GIVEN INSTRUCTION:
Compile every line that includes the word "this".

[Figure dataset records]
+++++
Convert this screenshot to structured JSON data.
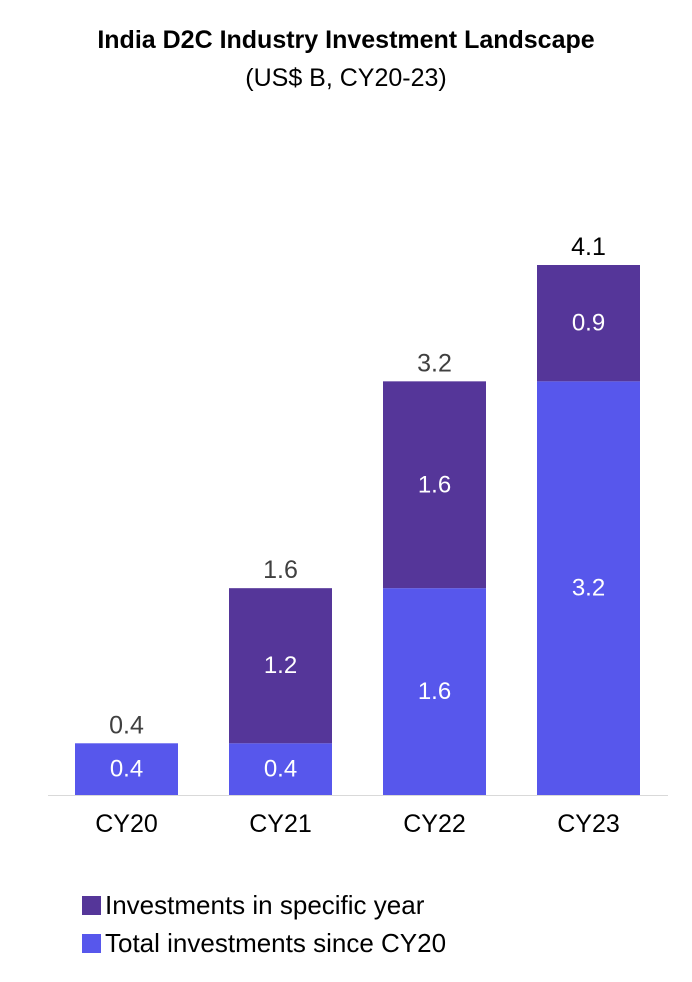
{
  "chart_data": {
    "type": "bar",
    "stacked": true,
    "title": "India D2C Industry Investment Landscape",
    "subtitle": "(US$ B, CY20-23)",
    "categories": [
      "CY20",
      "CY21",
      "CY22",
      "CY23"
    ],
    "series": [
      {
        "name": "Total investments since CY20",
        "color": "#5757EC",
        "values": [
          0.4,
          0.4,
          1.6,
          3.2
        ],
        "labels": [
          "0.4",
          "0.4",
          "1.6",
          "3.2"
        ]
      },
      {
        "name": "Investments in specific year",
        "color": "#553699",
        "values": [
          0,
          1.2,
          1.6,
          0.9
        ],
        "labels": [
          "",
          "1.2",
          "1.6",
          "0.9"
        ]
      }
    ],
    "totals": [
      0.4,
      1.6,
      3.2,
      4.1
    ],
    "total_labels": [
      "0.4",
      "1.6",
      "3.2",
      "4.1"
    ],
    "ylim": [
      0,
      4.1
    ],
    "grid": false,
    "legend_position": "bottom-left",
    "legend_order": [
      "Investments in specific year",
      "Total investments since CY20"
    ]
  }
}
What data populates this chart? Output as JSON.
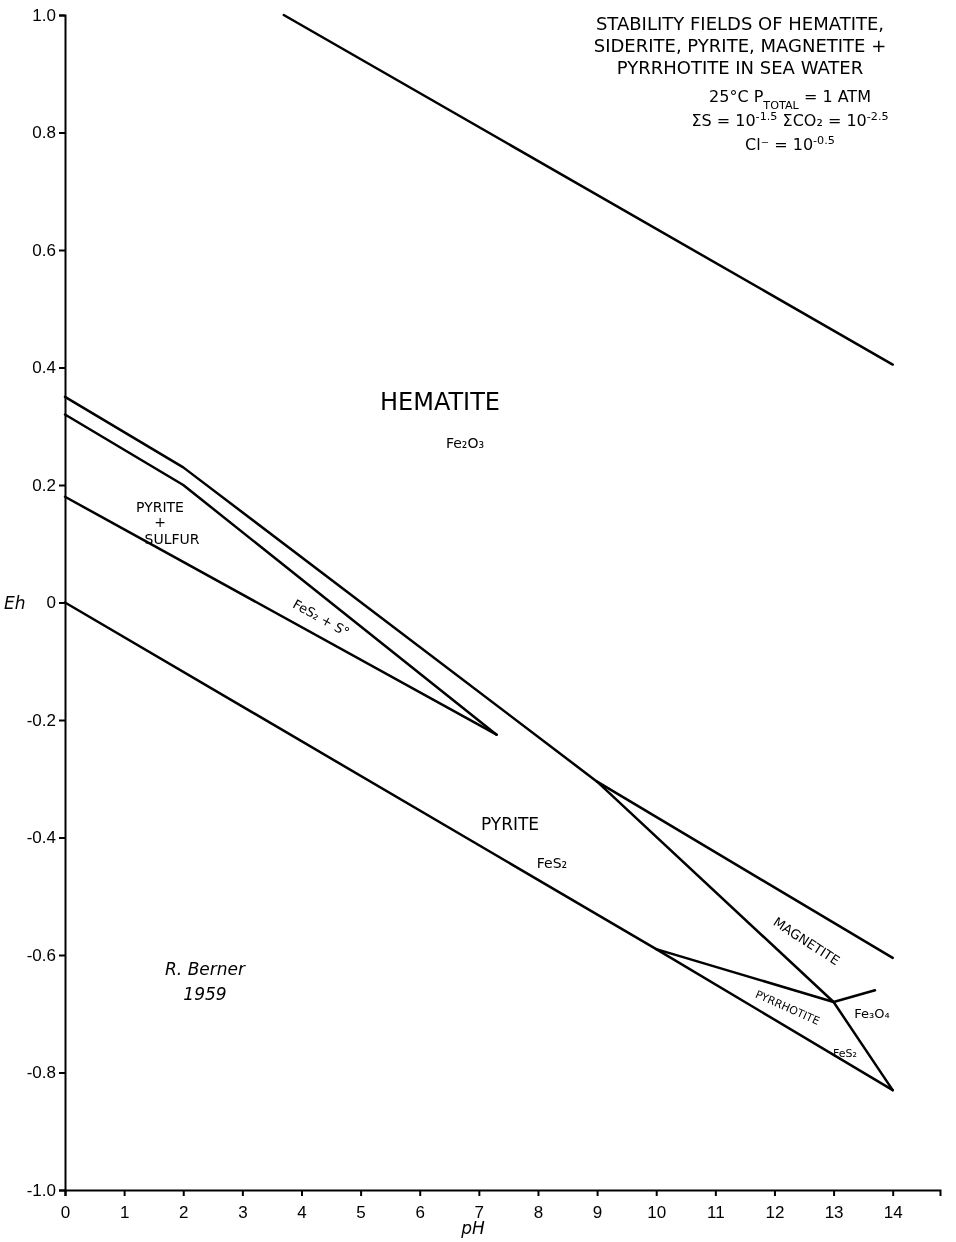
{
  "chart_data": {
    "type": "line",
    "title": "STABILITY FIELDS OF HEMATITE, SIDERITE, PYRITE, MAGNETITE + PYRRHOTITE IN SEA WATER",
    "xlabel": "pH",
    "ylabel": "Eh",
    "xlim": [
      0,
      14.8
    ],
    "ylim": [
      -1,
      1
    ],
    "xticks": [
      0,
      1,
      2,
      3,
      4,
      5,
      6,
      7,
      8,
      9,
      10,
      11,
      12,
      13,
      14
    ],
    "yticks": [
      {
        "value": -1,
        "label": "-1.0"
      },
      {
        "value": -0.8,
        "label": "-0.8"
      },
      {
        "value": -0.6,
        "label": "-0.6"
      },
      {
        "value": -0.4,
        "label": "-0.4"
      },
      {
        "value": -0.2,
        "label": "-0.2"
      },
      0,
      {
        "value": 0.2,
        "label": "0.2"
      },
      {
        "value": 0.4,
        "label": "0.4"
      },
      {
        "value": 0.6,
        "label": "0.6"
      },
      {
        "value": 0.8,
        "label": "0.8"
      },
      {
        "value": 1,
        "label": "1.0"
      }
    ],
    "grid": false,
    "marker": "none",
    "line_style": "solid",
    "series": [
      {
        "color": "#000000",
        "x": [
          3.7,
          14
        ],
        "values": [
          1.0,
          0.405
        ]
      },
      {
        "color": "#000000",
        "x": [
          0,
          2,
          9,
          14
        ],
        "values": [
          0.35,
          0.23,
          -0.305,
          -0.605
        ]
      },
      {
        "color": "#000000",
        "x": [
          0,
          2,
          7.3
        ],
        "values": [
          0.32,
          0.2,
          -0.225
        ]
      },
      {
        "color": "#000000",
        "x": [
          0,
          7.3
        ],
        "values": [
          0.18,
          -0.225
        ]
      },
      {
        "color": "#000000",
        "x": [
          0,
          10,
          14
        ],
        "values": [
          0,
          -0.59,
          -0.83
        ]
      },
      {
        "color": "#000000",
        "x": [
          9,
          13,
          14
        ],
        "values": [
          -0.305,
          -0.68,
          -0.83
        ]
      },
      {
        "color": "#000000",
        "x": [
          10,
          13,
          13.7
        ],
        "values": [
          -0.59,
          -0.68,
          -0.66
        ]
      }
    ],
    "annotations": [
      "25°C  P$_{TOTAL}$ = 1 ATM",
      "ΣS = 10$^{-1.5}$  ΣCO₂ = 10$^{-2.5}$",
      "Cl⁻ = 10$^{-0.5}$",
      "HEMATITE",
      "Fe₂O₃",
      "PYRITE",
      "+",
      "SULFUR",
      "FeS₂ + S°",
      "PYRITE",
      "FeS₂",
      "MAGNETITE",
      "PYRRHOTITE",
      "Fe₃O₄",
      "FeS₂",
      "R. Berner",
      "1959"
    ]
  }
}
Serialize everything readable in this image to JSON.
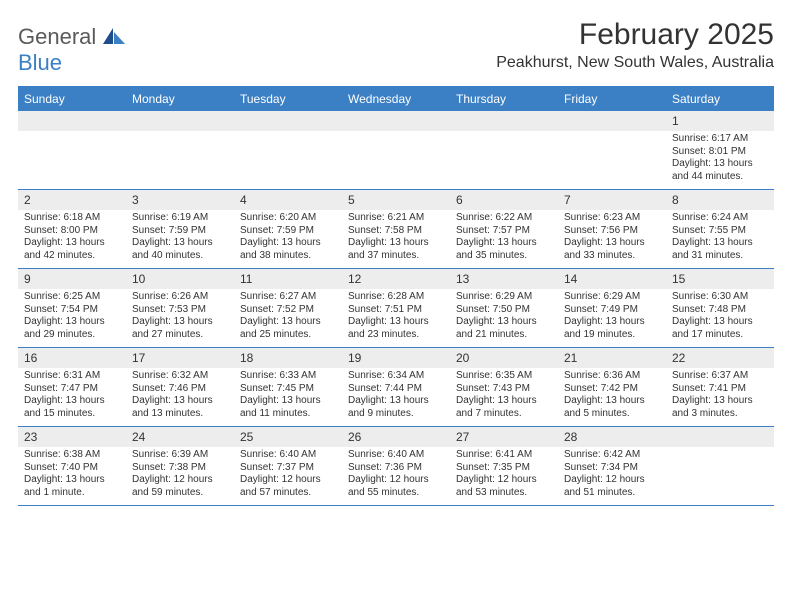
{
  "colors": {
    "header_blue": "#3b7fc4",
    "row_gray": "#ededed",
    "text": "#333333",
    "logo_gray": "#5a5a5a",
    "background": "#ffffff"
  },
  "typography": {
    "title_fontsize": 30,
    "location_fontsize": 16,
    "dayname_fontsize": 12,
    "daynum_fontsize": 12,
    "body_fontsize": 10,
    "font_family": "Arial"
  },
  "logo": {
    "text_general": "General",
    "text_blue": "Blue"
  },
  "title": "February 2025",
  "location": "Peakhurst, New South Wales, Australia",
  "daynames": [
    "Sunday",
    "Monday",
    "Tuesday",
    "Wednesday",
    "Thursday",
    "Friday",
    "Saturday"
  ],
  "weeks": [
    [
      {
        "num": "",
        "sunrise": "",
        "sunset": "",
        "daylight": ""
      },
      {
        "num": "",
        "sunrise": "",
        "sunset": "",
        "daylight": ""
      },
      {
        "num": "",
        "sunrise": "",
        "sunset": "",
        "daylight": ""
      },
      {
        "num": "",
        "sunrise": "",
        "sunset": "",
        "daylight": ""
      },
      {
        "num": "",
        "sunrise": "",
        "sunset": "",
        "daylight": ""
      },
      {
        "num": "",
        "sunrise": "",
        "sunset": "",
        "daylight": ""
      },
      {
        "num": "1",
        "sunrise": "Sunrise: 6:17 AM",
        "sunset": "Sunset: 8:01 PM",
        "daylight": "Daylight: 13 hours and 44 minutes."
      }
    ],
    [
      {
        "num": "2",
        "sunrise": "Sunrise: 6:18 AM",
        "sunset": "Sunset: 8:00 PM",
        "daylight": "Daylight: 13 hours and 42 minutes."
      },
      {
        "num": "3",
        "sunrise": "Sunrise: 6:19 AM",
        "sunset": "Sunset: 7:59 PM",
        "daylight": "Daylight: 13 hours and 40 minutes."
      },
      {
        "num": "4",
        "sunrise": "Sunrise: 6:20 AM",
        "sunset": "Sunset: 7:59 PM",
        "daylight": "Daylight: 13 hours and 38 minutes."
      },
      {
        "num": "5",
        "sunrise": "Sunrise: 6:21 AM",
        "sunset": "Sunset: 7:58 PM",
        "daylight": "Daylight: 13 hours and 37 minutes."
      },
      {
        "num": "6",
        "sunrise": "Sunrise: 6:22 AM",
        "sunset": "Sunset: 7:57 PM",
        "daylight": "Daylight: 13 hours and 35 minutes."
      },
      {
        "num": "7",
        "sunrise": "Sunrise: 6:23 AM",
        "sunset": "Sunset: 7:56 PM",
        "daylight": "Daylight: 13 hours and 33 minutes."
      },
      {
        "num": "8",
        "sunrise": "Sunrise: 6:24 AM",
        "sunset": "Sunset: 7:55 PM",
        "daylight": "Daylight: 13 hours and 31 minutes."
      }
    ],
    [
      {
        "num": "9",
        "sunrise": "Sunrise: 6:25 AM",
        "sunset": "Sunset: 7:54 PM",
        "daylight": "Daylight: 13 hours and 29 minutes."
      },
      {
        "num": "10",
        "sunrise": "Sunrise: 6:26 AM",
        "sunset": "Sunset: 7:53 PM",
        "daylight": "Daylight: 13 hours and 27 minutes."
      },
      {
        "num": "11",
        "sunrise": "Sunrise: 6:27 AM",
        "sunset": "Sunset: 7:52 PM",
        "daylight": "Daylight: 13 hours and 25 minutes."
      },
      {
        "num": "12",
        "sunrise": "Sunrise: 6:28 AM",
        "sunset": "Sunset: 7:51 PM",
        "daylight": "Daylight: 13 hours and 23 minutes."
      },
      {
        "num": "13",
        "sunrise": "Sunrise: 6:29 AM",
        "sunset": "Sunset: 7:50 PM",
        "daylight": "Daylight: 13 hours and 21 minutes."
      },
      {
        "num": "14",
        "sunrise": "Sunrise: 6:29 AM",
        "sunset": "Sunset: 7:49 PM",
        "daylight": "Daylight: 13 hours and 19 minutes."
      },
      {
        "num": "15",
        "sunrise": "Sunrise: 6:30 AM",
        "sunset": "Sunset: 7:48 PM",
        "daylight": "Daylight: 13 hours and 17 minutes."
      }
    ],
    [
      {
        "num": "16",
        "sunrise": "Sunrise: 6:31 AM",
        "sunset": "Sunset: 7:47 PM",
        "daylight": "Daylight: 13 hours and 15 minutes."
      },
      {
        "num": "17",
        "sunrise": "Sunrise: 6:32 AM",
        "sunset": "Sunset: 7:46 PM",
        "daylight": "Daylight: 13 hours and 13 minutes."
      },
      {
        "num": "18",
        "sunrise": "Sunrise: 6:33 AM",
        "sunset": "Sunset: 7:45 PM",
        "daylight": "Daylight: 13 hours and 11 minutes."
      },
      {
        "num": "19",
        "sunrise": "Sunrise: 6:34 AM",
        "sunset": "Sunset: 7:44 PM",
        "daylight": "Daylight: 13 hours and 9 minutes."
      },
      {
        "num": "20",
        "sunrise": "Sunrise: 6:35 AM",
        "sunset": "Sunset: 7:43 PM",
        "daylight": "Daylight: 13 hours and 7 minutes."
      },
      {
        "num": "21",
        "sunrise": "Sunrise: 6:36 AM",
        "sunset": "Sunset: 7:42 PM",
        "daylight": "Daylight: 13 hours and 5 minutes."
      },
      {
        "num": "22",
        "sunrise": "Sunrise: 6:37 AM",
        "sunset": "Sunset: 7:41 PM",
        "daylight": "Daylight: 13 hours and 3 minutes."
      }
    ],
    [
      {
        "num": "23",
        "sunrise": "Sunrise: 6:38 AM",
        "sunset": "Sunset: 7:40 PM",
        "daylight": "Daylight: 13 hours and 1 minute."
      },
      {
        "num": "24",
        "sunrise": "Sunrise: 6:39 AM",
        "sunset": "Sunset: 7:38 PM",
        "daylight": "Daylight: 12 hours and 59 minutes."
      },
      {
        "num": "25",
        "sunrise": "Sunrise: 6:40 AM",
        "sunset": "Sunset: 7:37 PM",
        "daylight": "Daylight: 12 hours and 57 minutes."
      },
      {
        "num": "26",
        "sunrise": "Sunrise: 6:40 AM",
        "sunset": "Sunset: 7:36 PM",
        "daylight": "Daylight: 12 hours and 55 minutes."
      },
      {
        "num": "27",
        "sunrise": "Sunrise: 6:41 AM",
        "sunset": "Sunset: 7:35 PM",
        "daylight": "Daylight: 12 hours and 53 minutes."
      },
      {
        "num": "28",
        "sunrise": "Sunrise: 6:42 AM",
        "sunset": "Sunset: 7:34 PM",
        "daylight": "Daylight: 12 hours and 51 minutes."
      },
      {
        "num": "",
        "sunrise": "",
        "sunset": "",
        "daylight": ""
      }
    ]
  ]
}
+++++
TASK RESPONSE:
Convert this screenshot to structured JSON data.
What data populates this chart? Output as JSON.
Serialize everything readable in this image to JSON.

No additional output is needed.